JOB >> Copy every line that contains the string "JSON" from the entries below.

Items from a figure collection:
++++++++++++++++++++
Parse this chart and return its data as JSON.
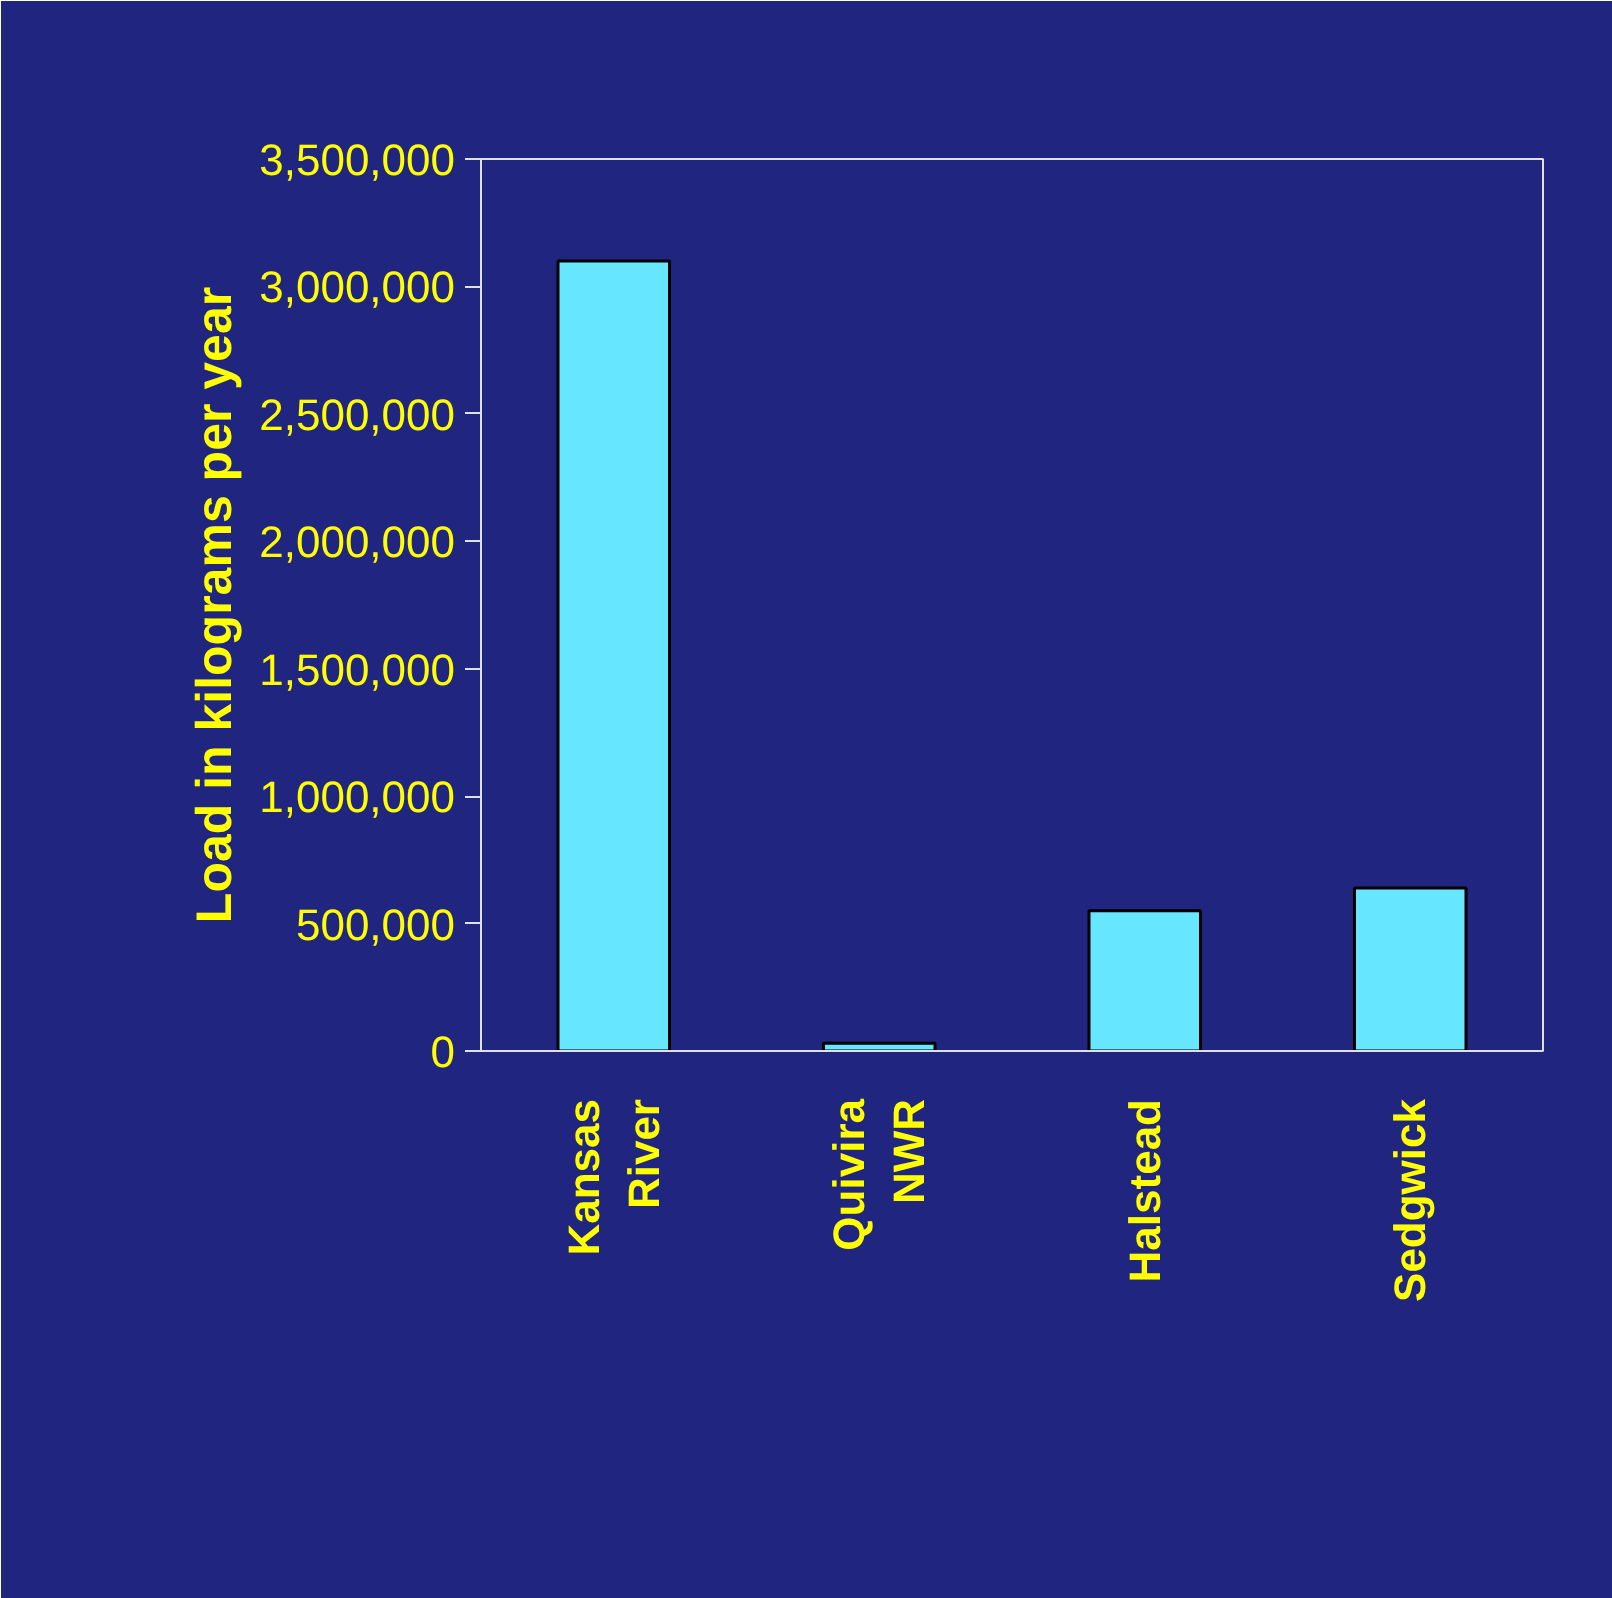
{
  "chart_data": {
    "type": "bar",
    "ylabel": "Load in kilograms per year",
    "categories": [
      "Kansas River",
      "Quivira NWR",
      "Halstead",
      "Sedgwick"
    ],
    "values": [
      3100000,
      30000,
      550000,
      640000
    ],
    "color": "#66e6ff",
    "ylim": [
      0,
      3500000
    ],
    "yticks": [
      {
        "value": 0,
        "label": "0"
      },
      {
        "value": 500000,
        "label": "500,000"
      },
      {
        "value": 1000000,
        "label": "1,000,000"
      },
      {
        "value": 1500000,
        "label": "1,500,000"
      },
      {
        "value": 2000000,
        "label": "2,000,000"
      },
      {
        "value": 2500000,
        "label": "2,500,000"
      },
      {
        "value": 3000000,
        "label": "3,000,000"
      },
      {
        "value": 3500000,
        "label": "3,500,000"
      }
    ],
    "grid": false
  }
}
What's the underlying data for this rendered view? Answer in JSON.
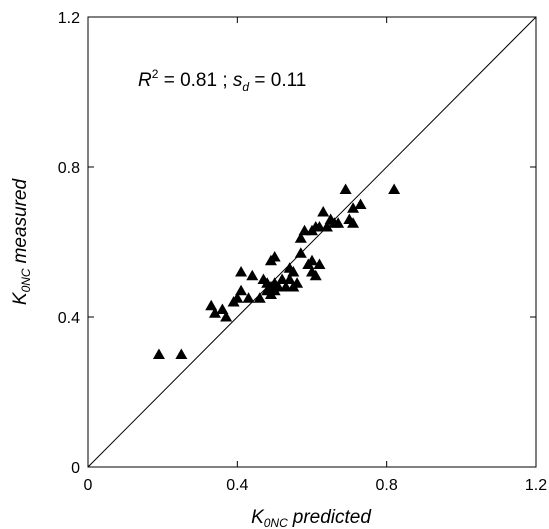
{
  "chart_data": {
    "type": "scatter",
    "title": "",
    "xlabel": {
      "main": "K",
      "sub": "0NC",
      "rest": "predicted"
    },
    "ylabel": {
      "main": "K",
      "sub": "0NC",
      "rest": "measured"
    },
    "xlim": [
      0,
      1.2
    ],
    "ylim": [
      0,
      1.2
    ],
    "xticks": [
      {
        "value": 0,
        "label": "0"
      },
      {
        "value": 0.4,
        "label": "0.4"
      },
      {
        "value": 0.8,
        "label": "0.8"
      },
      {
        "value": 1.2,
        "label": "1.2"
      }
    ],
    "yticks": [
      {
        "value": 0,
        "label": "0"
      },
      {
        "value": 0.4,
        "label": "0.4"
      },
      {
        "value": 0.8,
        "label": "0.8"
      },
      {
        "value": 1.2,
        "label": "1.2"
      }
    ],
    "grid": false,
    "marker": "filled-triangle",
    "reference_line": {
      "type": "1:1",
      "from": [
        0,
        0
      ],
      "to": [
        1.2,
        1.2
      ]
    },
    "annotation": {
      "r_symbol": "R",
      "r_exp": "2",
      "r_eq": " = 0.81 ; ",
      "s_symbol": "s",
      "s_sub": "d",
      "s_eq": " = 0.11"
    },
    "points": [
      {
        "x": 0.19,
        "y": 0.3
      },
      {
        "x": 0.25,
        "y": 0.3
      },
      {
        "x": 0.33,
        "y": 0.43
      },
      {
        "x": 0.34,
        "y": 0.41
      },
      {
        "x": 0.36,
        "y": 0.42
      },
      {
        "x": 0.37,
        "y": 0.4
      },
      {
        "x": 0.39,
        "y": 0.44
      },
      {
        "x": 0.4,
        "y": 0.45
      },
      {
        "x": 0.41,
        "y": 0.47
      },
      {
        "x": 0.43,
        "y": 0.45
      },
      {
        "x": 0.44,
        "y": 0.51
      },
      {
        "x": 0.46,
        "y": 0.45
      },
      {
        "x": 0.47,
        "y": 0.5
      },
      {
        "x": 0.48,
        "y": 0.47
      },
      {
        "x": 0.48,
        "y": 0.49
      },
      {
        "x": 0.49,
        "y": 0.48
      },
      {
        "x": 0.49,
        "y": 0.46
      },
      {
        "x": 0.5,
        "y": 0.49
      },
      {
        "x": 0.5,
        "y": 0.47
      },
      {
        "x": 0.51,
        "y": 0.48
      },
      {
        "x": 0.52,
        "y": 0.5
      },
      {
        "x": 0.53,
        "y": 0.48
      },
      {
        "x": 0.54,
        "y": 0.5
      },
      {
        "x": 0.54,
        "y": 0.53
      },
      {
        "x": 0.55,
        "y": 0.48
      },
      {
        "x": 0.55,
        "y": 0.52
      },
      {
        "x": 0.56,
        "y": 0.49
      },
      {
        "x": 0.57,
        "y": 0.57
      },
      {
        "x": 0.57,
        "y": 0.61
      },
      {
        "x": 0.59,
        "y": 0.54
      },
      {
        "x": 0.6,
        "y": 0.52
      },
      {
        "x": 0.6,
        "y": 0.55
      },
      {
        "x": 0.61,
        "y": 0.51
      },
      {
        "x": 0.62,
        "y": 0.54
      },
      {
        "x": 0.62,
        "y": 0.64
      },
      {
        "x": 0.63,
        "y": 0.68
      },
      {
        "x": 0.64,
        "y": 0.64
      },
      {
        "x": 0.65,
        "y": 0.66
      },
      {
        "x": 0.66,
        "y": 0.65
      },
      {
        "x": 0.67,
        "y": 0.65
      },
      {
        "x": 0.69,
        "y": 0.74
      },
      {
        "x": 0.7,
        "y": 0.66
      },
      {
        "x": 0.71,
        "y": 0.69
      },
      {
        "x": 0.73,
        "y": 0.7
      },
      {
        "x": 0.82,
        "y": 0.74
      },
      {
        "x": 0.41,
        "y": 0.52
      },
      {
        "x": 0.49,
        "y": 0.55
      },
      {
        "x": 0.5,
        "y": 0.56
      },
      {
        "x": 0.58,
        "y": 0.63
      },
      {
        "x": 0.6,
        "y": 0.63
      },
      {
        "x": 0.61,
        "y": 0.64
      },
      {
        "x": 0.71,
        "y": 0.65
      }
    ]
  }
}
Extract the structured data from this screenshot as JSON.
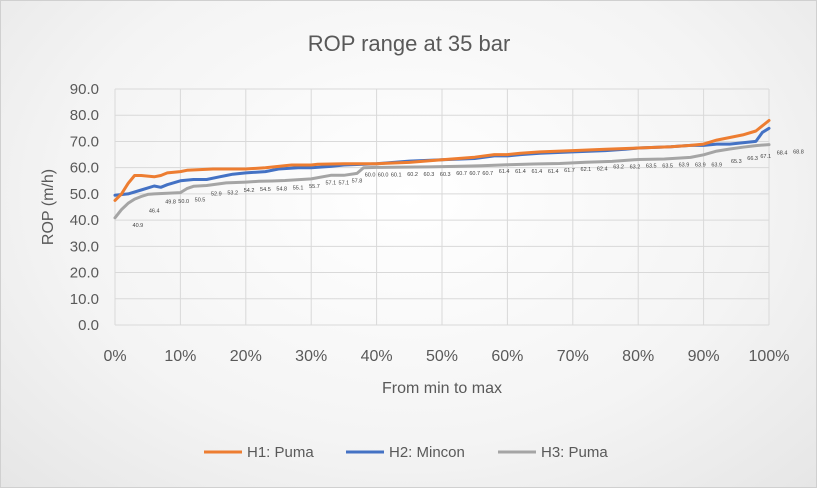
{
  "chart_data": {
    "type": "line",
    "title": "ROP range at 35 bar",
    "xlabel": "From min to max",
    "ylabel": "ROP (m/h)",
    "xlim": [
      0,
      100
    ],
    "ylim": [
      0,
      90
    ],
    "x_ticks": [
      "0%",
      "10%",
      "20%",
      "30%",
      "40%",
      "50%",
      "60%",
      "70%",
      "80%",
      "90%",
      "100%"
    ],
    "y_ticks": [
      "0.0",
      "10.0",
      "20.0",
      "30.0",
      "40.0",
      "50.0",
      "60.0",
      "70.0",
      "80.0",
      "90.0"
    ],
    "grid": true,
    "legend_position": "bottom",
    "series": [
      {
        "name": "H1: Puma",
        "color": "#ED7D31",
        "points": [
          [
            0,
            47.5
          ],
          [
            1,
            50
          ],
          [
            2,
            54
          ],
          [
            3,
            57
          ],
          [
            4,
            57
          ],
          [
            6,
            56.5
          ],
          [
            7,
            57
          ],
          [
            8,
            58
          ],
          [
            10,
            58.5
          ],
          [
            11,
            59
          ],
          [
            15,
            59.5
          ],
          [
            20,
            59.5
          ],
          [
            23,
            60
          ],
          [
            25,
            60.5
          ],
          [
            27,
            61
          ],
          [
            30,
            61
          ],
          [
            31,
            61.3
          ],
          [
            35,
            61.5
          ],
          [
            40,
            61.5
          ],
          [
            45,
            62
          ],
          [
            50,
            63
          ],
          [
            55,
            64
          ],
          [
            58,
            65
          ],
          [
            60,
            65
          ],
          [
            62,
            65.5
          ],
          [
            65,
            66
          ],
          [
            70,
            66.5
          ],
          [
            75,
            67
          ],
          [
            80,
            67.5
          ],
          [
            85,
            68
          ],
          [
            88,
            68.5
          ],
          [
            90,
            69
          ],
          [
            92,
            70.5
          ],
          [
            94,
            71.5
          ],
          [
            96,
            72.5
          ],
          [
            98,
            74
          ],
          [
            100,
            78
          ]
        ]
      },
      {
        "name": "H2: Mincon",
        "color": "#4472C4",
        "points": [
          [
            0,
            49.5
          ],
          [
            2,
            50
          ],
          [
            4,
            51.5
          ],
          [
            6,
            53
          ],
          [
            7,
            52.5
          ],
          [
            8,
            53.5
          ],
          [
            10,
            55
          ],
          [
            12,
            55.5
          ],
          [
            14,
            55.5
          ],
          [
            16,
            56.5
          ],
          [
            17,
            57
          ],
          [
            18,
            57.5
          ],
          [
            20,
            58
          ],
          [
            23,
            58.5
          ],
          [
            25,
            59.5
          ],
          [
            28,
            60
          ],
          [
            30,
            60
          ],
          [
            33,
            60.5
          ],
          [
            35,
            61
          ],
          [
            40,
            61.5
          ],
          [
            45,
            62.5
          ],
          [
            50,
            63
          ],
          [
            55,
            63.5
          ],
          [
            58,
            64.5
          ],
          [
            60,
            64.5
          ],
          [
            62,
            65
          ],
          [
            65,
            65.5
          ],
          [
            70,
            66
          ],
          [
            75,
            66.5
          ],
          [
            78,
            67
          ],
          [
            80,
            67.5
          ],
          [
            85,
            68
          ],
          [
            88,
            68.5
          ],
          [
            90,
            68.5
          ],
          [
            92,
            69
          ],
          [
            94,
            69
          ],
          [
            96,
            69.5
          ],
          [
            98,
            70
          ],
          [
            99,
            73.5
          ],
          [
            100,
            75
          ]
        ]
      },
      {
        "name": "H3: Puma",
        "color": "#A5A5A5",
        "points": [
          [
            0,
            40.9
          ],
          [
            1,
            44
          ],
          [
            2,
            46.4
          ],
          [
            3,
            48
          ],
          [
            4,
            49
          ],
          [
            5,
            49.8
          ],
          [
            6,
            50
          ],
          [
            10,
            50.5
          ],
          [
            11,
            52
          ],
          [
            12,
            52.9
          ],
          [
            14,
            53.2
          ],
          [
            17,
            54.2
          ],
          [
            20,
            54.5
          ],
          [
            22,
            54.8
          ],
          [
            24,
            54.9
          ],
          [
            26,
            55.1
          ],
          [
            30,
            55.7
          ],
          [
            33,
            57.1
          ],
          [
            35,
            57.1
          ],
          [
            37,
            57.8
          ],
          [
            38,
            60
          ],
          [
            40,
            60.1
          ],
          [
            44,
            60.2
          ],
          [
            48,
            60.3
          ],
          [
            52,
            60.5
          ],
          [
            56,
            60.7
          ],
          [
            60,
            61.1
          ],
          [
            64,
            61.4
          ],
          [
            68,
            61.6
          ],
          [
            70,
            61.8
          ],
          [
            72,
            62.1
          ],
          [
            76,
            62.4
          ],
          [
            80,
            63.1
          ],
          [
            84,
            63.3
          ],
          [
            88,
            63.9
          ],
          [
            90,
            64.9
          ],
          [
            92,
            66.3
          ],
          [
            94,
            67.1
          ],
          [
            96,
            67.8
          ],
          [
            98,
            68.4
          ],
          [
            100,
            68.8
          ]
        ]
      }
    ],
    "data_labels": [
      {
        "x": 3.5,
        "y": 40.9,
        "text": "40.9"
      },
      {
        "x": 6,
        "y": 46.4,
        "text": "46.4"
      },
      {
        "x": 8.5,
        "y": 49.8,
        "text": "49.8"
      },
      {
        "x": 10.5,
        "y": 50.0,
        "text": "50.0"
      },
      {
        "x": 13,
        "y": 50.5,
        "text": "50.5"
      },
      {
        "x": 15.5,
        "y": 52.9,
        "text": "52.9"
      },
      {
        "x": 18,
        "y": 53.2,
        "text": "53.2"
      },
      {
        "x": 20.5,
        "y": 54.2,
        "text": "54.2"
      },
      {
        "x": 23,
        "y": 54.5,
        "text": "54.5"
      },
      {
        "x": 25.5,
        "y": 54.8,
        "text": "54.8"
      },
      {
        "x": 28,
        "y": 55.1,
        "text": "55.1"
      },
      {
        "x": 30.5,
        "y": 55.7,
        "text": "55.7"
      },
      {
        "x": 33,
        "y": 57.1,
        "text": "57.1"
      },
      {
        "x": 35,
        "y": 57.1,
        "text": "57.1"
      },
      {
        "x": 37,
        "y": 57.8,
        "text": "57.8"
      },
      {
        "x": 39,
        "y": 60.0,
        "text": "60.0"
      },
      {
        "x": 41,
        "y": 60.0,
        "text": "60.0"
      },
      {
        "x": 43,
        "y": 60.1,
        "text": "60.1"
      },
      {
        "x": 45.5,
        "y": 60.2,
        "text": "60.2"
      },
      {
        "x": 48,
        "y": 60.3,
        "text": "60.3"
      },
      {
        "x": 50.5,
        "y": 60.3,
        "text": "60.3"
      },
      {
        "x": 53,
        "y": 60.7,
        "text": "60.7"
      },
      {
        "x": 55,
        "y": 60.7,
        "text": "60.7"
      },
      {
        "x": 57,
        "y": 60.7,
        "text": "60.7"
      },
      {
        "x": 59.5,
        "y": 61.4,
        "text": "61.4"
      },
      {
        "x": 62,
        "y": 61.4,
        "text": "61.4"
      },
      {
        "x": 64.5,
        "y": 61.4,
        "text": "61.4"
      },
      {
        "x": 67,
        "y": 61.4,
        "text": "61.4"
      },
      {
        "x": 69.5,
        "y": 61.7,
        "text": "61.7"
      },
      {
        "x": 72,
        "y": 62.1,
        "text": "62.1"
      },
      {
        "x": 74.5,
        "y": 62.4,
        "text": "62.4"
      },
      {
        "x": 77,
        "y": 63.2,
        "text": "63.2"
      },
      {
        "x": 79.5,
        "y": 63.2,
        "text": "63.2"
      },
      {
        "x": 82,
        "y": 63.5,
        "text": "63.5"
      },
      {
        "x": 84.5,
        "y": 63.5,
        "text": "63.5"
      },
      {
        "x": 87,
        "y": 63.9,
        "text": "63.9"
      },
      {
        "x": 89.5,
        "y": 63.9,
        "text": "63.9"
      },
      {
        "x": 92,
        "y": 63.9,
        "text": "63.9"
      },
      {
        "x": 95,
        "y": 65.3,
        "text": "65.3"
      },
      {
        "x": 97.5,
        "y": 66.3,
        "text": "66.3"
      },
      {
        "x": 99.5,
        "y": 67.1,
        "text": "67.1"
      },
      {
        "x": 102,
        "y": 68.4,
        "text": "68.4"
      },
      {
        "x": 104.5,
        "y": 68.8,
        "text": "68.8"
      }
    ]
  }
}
++++++++++++++++++++
SOLUTION FOR THIS EXERCISE >>
Parse this chart and return its data as JSON.
What's the underlying data for this rendered view? Answer in JSON.
Extract the structured data from this screenshot as JSON.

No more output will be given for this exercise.